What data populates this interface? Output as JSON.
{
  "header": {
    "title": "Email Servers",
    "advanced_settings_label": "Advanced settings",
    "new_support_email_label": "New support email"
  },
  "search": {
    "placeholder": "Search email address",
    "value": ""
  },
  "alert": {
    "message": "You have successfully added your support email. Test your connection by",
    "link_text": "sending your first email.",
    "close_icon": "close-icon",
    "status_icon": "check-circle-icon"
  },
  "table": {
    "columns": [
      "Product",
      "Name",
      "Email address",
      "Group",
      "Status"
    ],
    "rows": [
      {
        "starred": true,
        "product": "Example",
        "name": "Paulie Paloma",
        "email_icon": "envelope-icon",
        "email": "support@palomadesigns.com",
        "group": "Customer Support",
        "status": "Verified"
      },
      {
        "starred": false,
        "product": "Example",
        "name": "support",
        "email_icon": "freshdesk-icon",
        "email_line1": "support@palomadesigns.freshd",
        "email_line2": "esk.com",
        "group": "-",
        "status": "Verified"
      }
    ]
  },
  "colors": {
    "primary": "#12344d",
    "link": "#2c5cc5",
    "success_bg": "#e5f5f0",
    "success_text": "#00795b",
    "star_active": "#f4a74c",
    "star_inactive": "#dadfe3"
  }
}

PROMPT: The records above should be restated word for word, please.

SOLUTION TO THE PROBLEM:
What data populates this interface? Output as JSON.
{
  "header": {
    "title": "Email Servers",
    "advanced_settings_label": "Advanced settings",
    "new_support_email_label": "New support email"
  },
  "search": {
    "placeholder": "Search email address",
    "value": ""
  },
  "alert": {
    "message": "You have successfully added your support email. Test your connection by",
    "link_text": "sending your first email.",
    "close_icon": "close-icon",
    "status_icon": "check-circle-icon"
  },
  "table": {
    "columns": [
      "Product",
      "Name",
      "Email address",
      "Group",
      "Status"
    ],
    "rows": [
      {
        "starred": true,
        "product": "Example",
        "name": "Paulie Paloma",
        "email_icon": "envelope-icon",
        "email": "support@palomadesigns.com",
        "group": "Customer Support",
        "status": "Verified"
      },
      {
        "starred": false,
        "product": "Example",
        "name": "support",
        "email_icon": "freshdesk-icon",
        "email_line1": "support@palomadesigns.freshd",
        "email_line2": "esk.com",
        "group": "-",
        "status": "Verified"
      }
    ]
  },
  "colors": {
    "primary": "#12344d",
    "link": "#2c5cc5",
    "success_bg": "#e5f5f0",
    "success_text": "#00795b",
    "star_active": "#f4a74c",
    "star_inactive": "#dadfe3"
  }
}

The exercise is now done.